AIM OF THE EXERCISE >> Each entry below must be repeated exactly, with pictures left out.

Data tied to figure images >>
_ _ _ _

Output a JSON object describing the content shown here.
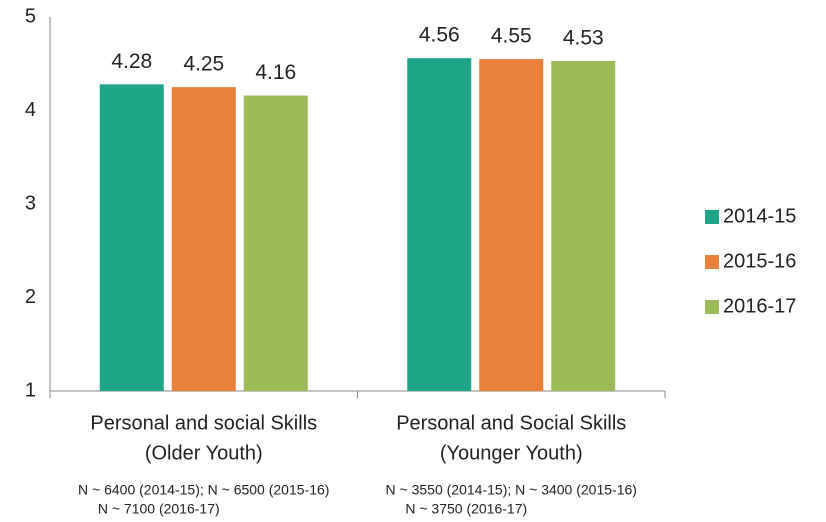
{
  "chart_data": {
    "type": "bar",
    "categories": [
      [
        "Personal and social Skills",
        "(Older Youth)"
      ],
      [
        "Personal and Social Skills",
        "(Younger Youth)"
      ]
    ],
    "notes": [
      [
        "N ~ 6400 (2014-15); N ~ 6500 (2015-16)",
        "N ~ 7100 (2016-17)"
      ],
      [
        "N ~ 3550 (2014-15); N ~ 3400 (2015-16)",
        "N ~ 3750 (2016-17)"
      ]
    ],
    "series": [
      {
        "name": "2014-15",
        "color": "#1fa58a",
        "values": [
          4.28,
          4.56
        ]
      },
      {
        "name": "2015-16",
        "color": "#e8803a",
        "values": [
          4.25,
          4.55
        ]
      },
      {
        "name": "2016-17",
        "color": "#9bbb59",
        "values": [
          4.16,
          4.53
        ]
      }
    ],
    "ylim": [
      1,
      5
    ],
    "yticks": [
      1,
      2,
      3,
      4,
      5
    ],
    "grid": false,
    "legend": "right"
  }
}
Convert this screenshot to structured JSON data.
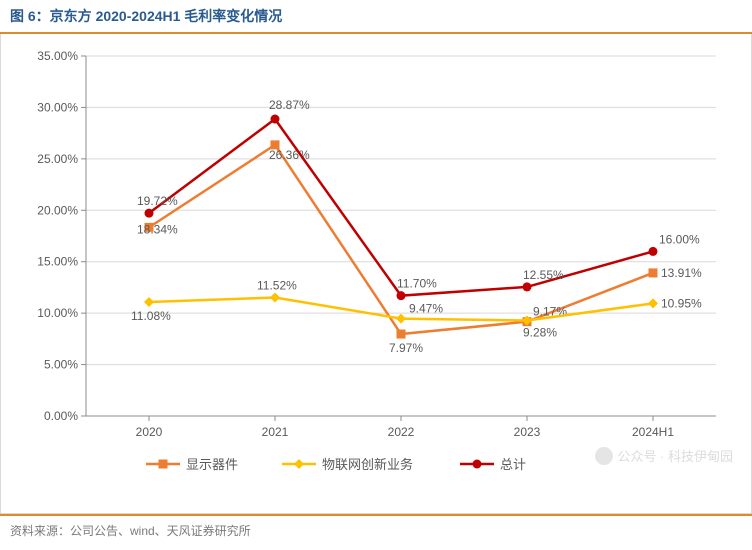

_ _ _ _

EXPECTED ANSWER >>
Output a JSON object describing the content shown here.
{
  "chart_data": {
    "type": "bar",
    "categories": [
      [
        "Personal and social Skills",
        "(Older Youth)"
      ],
      [
        "Personal and Social Skills",
        "(Younger Youth)"
      ]
    ],
    "notes": [
      [
        "N ~ 6400 (2014-15); N ~ 6500 (2015-16)",
        "N ~ 7100 (2016-17)"
      ],
      [
        "N ~ 3550 (2014-15); N ~ 3400 (2015-16)",
        "N ~ 3750 (2016-17)"
      ]
    ],
    "series": [
      {
        "name": "2014-15",
        "color": "#1fa58a",
        "values": [
          4.28,
          4.56
        ]
      },
      {
        "name": "2015-16",
        "color": "#e8803a",
        "values": [
          4.25,
          4.55
        ]
      },
      {
        "name": "2016-17",
        "color": "#9bbb59",
        "values": [
          4.16,
          4.53
        ]
      }
    ],
    "ylim": [
      1,
      5
    ],
    "yticks": [
      1,
      2,
      3,
      4,
      5
    ],
    "grid": false,
    "legend": "right"
  }
}
Convert this screenshot to structured JSON data.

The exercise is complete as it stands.